# SHORT PROBLEM
Search the material for the string "text" and copy each line where it occurs.
[start of SOURCE MATERIAL]
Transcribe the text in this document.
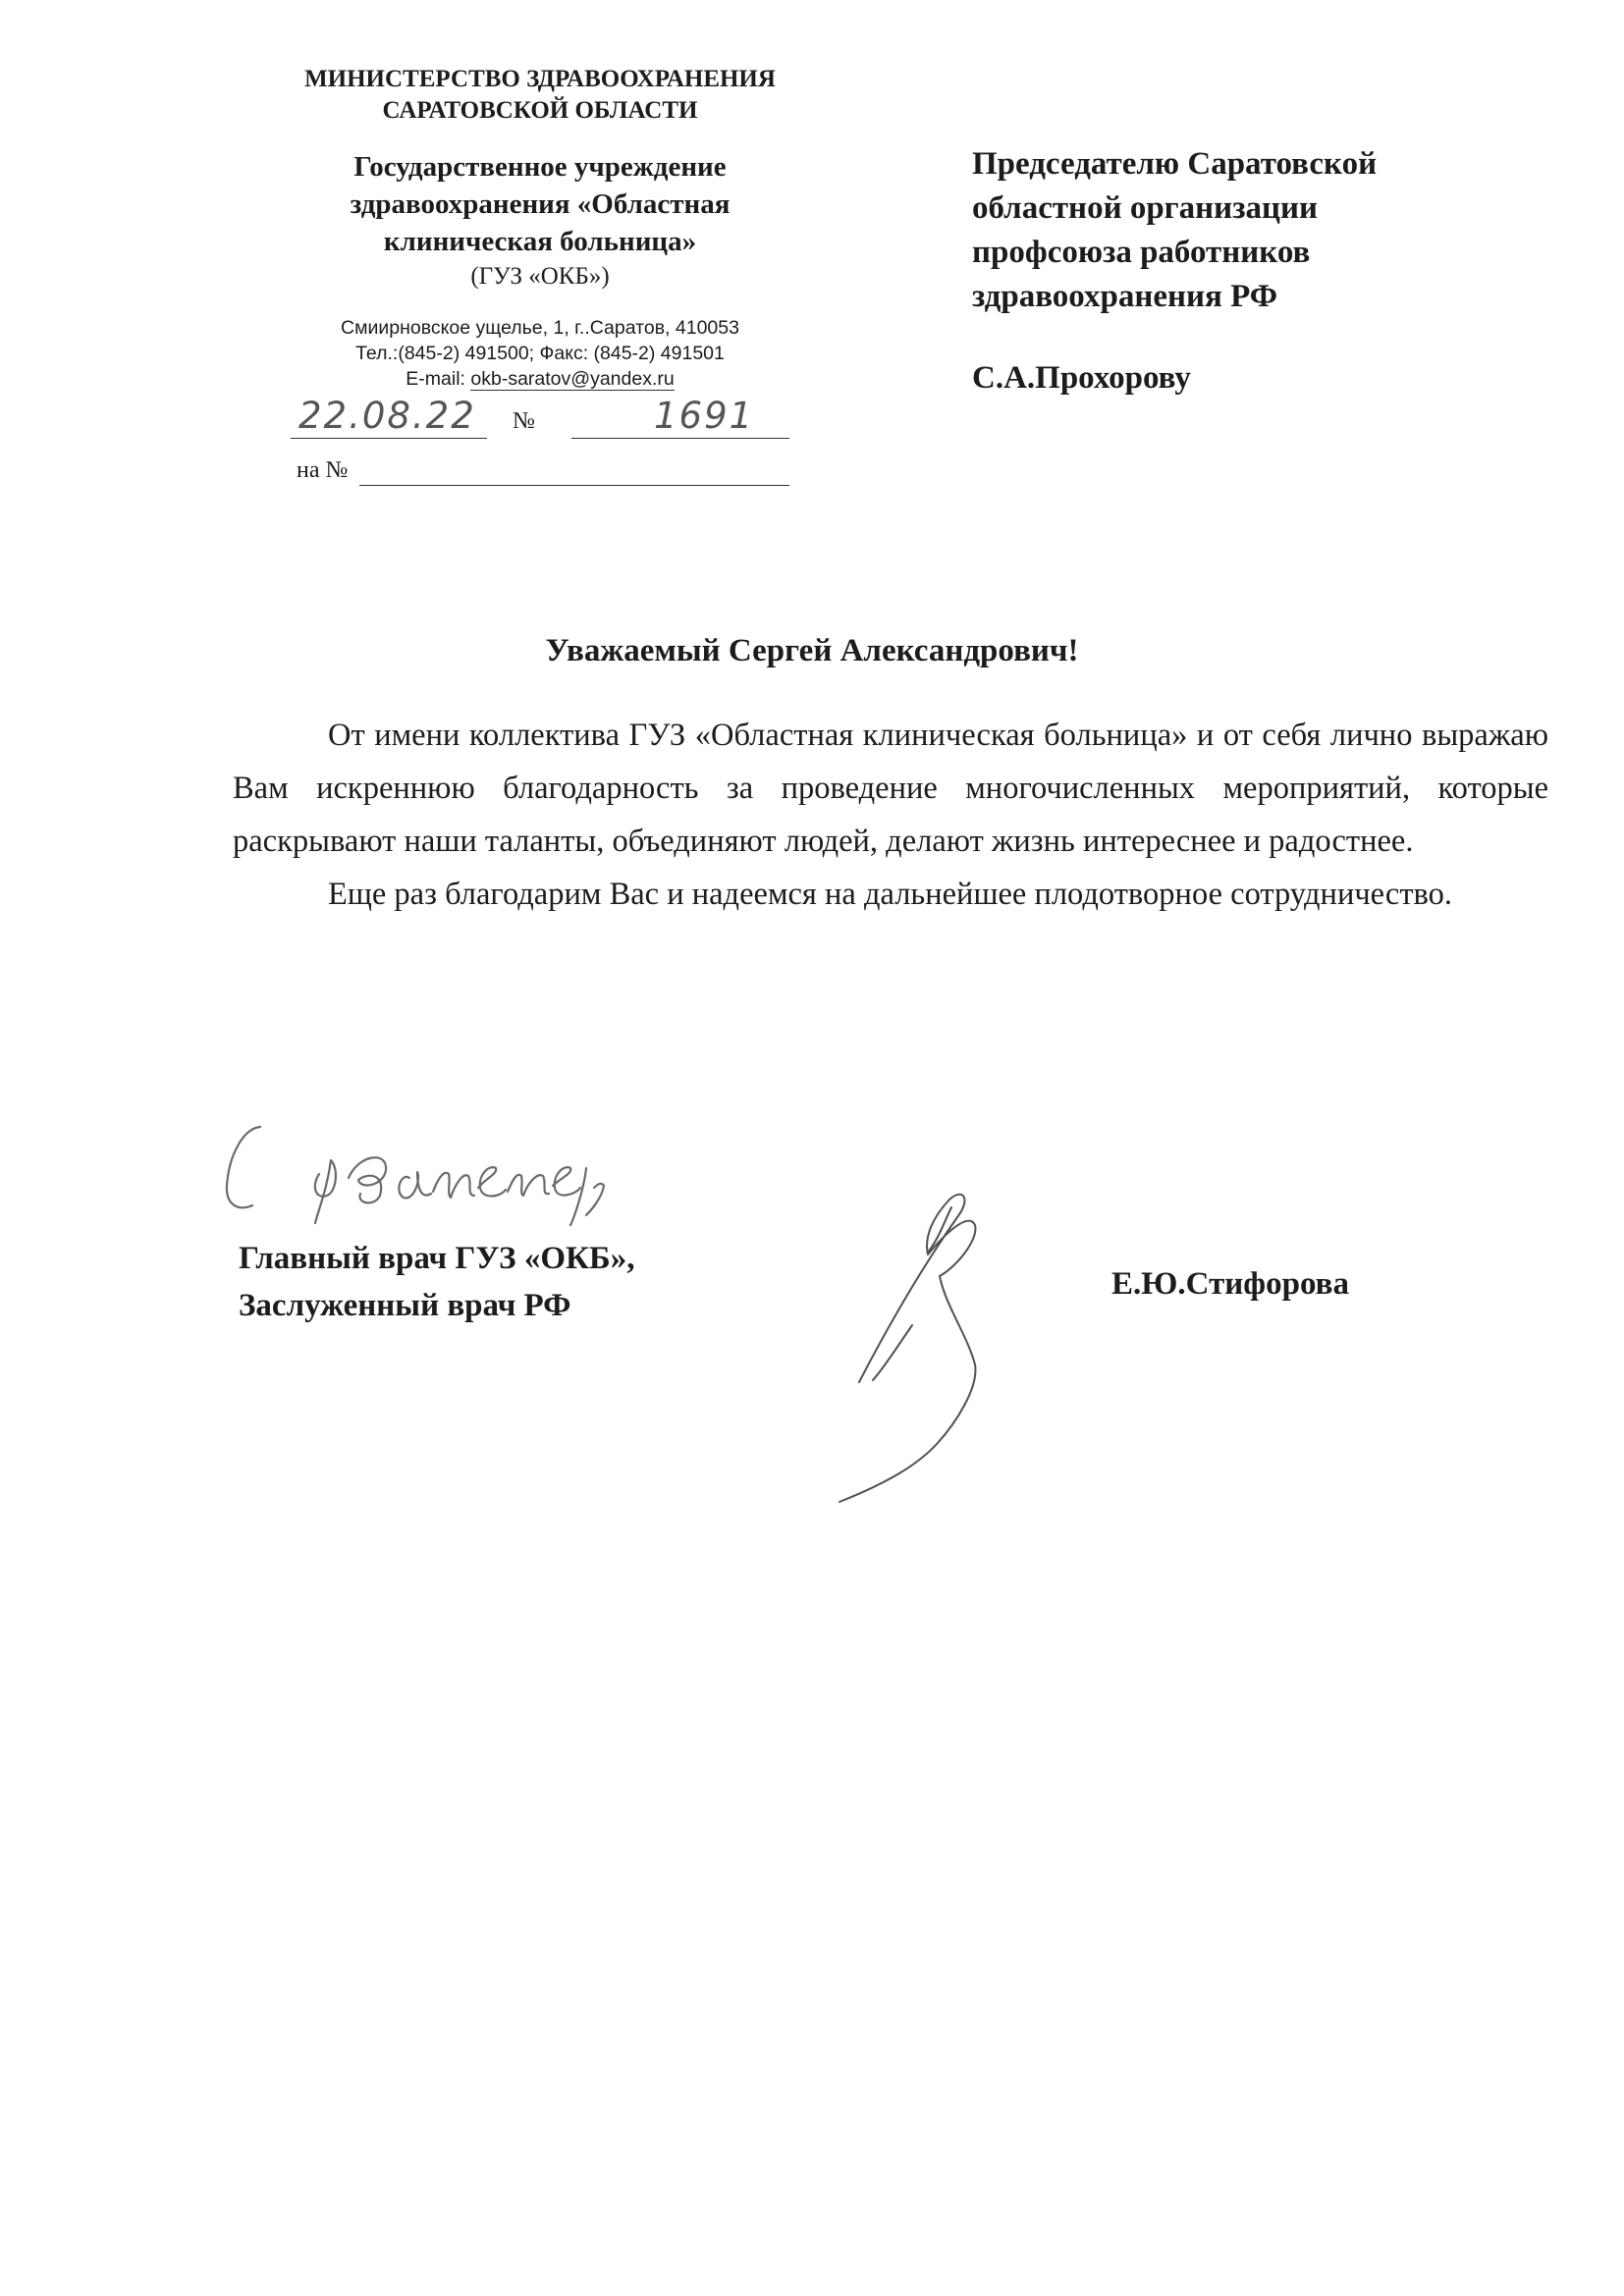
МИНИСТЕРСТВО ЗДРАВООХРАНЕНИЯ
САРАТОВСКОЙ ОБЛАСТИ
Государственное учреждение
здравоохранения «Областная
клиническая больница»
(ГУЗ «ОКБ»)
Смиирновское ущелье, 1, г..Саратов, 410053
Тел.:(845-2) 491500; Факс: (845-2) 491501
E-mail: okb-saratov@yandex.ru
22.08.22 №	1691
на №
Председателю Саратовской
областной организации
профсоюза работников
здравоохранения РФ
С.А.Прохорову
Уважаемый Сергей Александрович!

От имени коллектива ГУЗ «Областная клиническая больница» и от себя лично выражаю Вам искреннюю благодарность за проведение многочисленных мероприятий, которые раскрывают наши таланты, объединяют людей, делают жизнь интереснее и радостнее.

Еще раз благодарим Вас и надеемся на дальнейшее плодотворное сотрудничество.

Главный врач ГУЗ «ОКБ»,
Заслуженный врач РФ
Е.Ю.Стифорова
[end of SOURCE MATERIAL]
[start of SOURCE MATERIAL]
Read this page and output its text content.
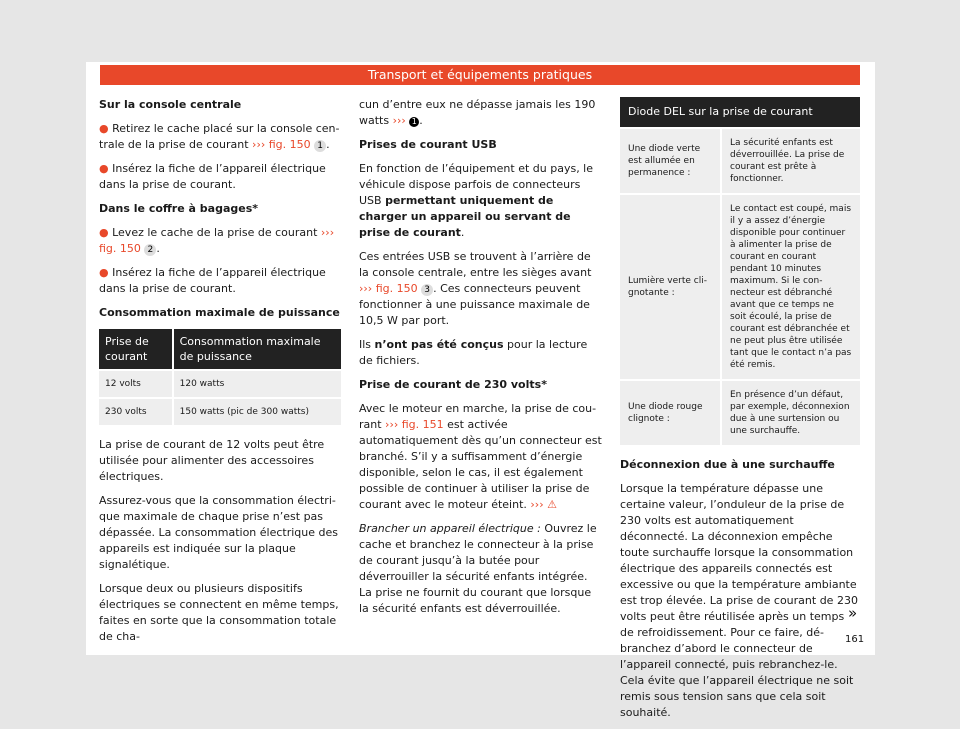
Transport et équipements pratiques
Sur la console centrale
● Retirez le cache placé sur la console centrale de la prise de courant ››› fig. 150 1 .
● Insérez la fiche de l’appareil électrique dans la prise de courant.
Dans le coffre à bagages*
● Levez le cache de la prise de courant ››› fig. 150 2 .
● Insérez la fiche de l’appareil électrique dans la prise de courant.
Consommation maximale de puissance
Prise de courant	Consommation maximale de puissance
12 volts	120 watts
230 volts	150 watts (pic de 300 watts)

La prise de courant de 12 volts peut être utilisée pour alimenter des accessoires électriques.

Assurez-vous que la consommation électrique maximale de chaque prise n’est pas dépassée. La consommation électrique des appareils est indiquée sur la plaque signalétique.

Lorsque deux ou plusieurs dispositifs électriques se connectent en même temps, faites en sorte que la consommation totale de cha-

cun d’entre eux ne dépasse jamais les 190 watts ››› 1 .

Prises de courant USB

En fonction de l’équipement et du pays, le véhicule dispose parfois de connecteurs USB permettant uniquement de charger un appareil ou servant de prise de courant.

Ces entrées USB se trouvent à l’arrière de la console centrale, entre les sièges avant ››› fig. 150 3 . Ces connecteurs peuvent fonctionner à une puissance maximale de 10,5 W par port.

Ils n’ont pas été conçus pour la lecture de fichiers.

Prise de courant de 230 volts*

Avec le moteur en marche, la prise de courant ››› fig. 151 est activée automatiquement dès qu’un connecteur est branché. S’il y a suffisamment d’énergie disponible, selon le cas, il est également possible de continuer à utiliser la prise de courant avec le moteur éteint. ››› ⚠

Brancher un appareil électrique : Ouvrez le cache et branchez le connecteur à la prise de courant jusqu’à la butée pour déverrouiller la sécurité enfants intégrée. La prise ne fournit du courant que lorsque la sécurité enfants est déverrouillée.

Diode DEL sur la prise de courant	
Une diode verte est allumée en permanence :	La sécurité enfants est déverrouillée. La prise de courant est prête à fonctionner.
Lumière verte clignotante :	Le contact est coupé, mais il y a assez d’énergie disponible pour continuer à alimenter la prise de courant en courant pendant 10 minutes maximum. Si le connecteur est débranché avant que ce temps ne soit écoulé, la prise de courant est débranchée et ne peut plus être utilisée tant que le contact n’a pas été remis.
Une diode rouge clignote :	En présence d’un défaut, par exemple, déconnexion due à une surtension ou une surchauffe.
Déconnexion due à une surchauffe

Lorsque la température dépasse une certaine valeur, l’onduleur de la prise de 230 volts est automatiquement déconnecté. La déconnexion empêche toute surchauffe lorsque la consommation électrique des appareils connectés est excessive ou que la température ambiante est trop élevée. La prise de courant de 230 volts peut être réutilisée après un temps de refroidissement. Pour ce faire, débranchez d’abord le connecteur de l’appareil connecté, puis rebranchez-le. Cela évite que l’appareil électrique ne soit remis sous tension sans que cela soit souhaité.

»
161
[end of SOURCE MATERIAL]
# ANSWER BELOW
Transcribe the text in this document.
Read this page and output its text content.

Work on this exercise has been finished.